> Listed entries
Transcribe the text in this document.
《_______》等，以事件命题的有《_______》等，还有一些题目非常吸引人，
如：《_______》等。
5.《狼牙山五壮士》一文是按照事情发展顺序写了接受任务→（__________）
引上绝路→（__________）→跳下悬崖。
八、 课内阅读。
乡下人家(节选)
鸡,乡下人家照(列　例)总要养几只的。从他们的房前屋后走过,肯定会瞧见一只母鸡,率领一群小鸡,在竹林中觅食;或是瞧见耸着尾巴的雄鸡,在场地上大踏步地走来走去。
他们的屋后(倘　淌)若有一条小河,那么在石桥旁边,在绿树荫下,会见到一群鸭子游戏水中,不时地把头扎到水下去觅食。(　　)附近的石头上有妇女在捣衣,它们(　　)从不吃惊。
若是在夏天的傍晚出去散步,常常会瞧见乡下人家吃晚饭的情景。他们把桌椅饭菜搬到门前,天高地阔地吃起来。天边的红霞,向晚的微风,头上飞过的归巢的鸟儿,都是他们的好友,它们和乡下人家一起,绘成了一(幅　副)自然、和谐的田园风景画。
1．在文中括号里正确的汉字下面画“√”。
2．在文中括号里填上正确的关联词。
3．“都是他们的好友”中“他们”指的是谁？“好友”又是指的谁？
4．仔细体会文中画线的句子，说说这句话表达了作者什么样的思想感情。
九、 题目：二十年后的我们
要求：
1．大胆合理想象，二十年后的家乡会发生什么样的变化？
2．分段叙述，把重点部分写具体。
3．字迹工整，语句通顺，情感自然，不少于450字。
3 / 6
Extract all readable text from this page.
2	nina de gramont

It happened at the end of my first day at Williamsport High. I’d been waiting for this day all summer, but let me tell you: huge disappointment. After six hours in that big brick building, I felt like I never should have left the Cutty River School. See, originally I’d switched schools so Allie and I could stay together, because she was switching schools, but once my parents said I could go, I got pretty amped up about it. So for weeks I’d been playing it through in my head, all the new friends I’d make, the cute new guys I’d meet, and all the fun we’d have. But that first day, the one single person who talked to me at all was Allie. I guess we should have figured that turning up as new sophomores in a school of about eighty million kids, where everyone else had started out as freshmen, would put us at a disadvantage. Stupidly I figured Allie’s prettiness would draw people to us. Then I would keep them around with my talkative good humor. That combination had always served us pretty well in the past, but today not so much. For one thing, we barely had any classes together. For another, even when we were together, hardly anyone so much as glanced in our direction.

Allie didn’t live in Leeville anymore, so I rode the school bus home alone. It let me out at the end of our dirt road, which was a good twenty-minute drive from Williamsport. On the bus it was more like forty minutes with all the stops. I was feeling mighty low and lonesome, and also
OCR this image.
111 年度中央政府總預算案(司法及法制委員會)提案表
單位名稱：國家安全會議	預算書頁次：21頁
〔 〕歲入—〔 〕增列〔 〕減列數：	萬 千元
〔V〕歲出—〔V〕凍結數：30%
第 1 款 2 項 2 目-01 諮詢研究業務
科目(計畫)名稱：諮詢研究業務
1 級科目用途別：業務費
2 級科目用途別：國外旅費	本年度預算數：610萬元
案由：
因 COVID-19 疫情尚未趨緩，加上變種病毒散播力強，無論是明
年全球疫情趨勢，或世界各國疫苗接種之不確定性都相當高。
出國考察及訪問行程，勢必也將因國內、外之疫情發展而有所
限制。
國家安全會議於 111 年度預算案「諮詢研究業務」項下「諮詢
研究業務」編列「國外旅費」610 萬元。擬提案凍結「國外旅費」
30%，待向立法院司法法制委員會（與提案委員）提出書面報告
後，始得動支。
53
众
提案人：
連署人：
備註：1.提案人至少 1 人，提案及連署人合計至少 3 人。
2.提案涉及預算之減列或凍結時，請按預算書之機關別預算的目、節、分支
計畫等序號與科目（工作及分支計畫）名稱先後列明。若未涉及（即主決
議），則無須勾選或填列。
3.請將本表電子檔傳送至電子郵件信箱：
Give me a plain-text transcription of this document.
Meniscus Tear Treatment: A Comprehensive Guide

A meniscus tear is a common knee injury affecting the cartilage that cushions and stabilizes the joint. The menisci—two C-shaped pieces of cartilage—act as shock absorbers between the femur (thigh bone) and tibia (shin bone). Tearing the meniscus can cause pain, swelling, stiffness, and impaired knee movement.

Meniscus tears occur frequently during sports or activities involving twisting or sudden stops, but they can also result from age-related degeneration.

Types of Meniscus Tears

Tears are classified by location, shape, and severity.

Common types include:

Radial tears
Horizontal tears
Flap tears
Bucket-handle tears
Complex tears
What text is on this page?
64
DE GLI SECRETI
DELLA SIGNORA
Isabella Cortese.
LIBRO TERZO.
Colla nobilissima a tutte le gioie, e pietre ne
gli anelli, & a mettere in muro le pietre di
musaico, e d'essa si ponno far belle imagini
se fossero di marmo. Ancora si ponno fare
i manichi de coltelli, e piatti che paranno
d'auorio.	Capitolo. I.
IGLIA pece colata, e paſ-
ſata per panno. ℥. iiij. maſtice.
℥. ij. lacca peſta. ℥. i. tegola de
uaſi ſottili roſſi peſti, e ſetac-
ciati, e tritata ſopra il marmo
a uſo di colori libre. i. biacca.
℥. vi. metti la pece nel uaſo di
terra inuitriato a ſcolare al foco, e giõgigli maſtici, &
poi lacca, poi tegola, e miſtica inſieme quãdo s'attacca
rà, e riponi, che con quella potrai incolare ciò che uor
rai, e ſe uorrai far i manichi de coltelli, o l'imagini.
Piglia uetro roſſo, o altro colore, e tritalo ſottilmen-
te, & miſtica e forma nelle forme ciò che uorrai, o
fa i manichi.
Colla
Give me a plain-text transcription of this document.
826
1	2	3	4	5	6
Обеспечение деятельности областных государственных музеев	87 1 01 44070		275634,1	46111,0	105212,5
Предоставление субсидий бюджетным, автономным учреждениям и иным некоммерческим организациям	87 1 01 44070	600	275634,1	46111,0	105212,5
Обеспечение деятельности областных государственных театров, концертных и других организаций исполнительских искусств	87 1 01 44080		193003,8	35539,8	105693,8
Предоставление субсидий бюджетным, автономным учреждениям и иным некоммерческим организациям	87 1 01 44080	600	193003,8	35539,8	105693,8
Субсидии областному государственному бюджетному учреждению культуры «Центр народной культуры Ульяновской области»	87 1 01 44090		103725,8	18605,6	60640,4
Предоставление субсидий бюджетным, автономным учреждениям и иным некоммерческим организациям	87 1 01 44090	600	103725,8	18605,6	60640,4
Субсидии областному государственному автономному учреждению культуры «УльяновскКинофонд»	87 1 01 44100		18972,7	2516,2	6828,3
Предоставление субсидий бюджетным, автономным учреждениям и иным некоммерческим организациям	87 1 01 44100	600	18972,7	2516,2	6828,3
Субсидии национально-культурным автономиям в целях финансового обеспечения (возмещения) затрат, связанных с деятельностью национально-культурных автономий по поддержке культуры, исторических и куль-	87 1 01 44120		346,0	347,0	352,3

> Job
In the entries above, find every line with the word "uorrai" and list it.

> Task output
rai, e ſe uorrai far i manichi de coltelli, o l'imagini.
te, & miſtica e forma nelle forme ciò che uorrai, o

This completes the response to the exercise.